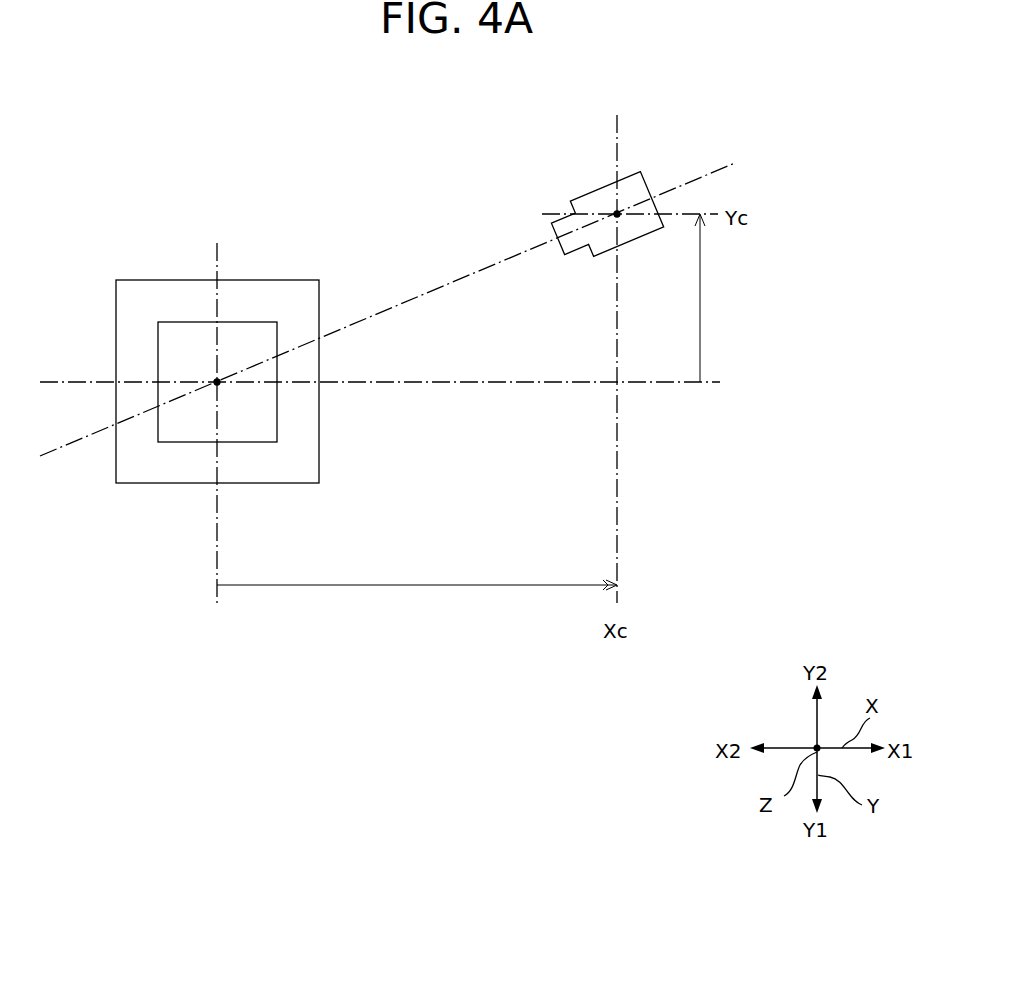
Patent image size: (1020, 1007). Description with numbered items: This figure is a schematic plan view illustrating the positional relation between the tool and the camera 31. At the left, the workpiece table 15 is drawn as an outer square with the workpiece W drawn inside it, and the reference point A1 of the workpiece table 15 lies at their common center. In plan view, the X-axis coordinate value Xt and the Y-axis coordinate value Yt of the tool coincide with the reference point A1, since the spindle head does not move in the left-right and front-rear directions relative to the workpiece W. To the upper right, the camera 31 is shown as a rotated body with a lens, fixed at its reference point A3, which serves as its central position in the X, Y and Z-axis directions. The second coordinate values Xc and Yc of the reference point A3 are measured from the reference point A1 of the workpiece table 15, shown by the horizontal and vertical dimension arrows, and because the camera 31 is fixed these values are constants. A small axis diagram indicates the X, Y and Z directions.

The workpiece table 15 is at (252, 280).
The camera 31 is at (633, 172).
The workpiece W is at (277, 420).
The reference point of the workpiece table A1 is at (217, 382).
The reference point of the camera A3 is at (617, 215).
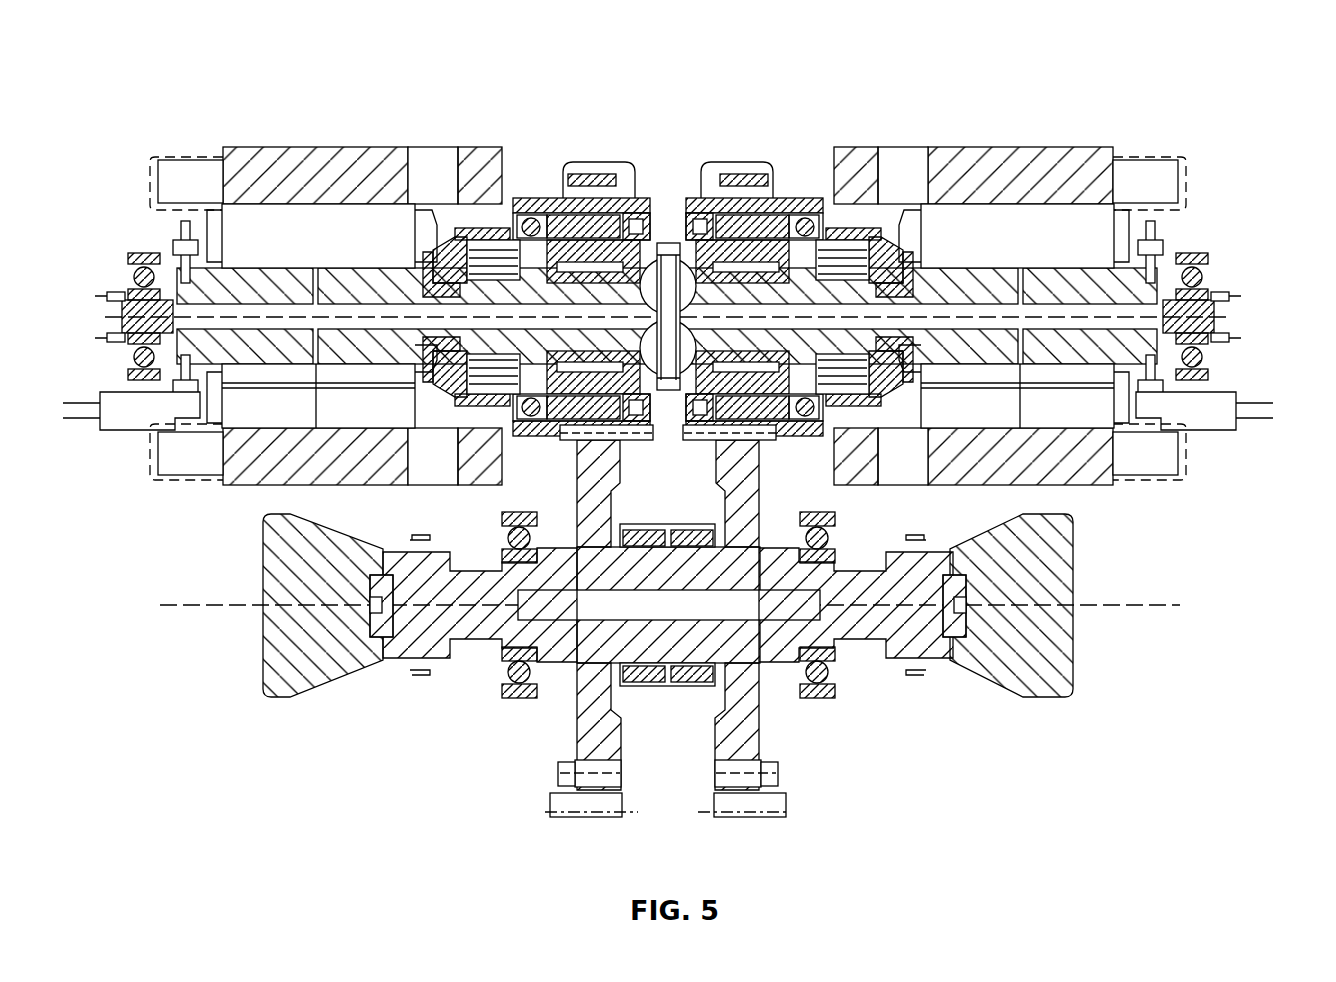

— Work required —
Could you reproduce every row above word for word, omitting the pictures?

— Reply to the exercise —
Patent image size: (1020, 1007). Description with numbered items: This figure is a schematic plan view illustrating the positional relation between the tool and the camera 31. At the left, the workpiece table 15 is drawn as an outer square with the workpiece W drawn inside it, and the reference point A1 of the workpiece table 15 lies at their common center. In plan view, the X-axis coordinate value Xt and the Y-axis coordinate value Yt of the tool coincide with the reference point A1, since the spindle head does not move in the left-right and front-rear directions relative to the workpiece W. To the upper right, the camera 31 is shown as a rotated body with a lens, fixed at its reference point A3, which serves as its central position in the X, Y and Z-axis directions. The second coordinate values Xc and Yc of the reference point A3 are measured from the reference point A1 of the workpiece table 15, shown by the horizontal and vertical dimension arrows, and because the camera 31 is fixed these values are constants. A small axis diagram indicates the X, Y and Z directions.

The workpiece table 15 is at (252, 280).
The camera 31 is at (633, 172).
The workpiece W is at (277, 420).
The reference point of the workpiece table A1 is at (217, 382).
The reference point of the camera A3 is at (617, 215).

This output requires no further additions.